- **WHAT YOU HAVE TO DO**
Return all the data, word for word.

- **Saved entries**
----------

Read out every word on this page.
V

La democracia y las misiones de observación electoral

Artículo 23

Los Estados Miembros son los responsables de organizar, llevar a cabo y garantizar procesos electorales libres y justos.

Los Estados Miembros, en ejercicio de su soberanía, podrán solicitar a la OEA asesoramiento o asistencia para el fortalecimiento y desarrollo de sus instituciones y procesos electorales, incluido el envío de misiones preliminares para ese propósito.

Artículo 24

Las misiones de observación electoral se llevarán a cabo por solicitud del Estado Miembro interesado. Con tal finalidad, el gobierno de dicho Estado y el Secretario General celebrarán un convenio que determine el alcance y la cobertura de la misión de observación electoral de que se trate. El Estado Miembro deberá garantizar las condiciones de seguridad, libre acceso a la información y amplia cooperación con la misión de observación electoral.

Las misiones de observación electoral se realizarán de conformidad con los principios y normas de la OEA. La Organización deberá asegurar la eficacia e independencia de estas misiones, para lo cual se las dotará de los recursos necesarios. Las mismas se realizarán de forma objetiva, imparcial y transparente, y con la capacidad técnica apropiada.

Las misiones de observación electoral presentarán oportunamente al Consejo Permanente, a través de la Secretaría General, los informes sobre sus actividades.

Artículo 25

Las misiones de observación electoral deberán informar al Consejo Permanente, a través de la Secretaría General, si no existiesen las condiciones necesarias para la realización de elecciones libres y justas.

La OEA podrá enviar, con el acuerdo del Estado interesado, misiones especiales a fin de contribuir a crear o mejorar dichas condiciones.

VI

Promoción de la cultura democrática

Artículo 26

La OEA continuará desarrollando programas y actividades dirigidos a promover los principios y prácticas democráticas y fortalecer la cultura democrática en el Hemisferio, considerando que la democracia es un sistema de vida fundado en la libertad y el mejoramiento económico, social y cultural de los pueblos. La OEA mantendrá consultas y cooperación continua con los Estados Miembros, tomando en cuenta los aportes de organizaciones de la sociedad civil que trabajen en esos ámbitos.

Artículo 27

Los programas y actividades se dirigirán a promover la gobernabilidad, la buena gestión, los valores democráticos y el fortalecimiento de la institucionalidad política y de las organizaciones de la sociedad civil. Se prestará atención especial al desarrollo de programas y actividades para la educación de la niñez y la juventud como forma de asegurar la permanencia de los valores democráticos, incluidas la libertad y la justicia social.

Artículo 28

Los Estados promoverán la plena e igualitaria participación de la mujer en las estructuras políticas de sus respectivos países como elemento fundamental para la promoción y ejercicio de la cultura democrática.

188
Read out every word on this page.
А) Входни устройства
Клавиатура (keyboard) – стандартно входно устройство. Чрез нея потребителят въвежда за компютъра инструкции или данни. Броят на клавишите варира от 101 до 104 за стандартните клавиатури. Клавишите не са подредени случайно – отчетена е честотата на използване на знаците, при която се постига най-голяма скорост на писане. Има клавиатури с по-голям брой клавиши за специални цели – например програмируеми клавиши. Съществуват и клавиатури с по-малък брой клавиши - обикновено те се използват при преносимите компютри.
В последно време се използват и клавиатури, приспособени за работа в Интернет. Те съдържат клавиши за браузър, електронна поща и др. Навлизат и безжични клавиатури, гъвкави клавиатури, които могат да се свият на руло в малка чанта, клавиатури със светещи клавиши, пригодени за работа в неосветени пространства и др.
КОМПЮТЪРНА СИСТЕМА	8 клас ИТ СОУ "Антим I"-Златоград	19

----------

- **REPLY**
Read out every word on this page.
V

La democracia y las misiones de observación electoral

Artículo 23

Los Estados Miembros son los responsables de organizar, llevar a cabo y garantizar procesos electorales libres y justos.

Los Estados Miembros, en ejercicio de su soberanía, podrán solicitar a la OEA asesoramiento o asistencia para el fortalecimiento y desarrollo de sus instituciones y procesos electorales, incluido el envío de misiones preliminares para ese propósito.

Artículo 24

Las misiones de observación electoral se llevarán a cabo por solicitud del Estado Miembro interesado. Con tal finalidad, el gobierno de dicho Estado y el Secretario General celebrarán un convenio que determine el alcance y la cobertura de la misión de observación electoral de que se trate. El Estado Miembro deberá garantizar las condiciones de seguridad, libre acceso a la información y amplia cooperación con la misión de observación electoral.

Las misiones de observación electoral se realizarán de conformidad con los principios y normas de la OEA. La Organización deberá asegurar la eficacia e independencia de estas misiones, para lo cual se las dotará de los recursos necesarios. Las mismas se realizarán de forma objetiva, imparcial y transparente, y con la capacidad técnica apropiada.

Las misiones de observación electoral presentarán oportunamente al Consejo Permanente, a través de la Secretaría General, los informes sobre sus actividades.

Artículo 25

Las misiones de observación electoral deberán informar al Consejo Permanente, a través de la Secretaría General, si no existiesen las condiciones necesarias para la realización de elecciones libres y justas.

La OEA podrá enviar, con el acuerdo del Estado interesado, misiones especiales a fin de contribuir a crear o mejorar dichas condiciones.

VI

Promoción de la cultura democrática

Artículo 26

La OEA continuará desarrollando programas y actividades dirigidos a promover los principios y prácticas democráticas y fortalecer la cultura democrática en el Hemisferio, considerando que la democracia es un sistema de vida fundado en la libertad y el mejoramiento económico, social y cultural de los pueblos. La OEA mantendrá consultas y cooperación continua con los Estados Miembros, tomando en cuenta los aportes de organizaciones de la sociedad civil que trabajen en esos ámbitos.

Artículo 27

Los programas y actividades se dirigirán a promover la gobernabilidad, la buena gestión, los valores democráticos y el fortalecimiento de la institucionalidad política y de las organizaciones de la sociedad civil. Se prestará atención especial al desarrollo de programas y actividades para la educación de la niñez y la juventud como forma de asegurar la permanencia de los valores democráticos, incluidas la libertad y la justicia social.

Artículo 28

Los Estados promoverán la plena e igualitaria participación de la mujer en las estructuras políticas de sus respectivos países como elemento fundamental para la promoción y ejercicio de la cultura democrática.

188
Read out every word on this page.
А) Входни устройства
Клавиатура (keyboard) – стандартно входно устройство. Чрез нея потребителят въвежда за компютъра инструкции или данни. Броят на клавишите варира от 101 до 104 за стандартните клавиатури. Клавишите не са подредени случайно – отчетена е честотата на използване на знаците, при която се постига най-голяма скорост на писане. Има клавиатури с по-голям брой клавиши за специални цели – например програмируеми клавиши. Съществуват и клавиатури с по-малък брой клавиши - обикновено те се използват при преносимите компютри.
В последно време се използват и клавиатури, приспособени за работа в Интернет. Те съдържат клавиши за браузър, електронна поща и др. Навлизат и безжични клавиатури, гъвкави клавиатури, които могат да се свият на руло в малка чанта, клавиатури със светещи клавиши, пригодени за работа в неосветени пространства и др.
КОМПЮТЪРНА СИСТЕМА	8 клас ИТ СОУ "Антим I"-Златоград	19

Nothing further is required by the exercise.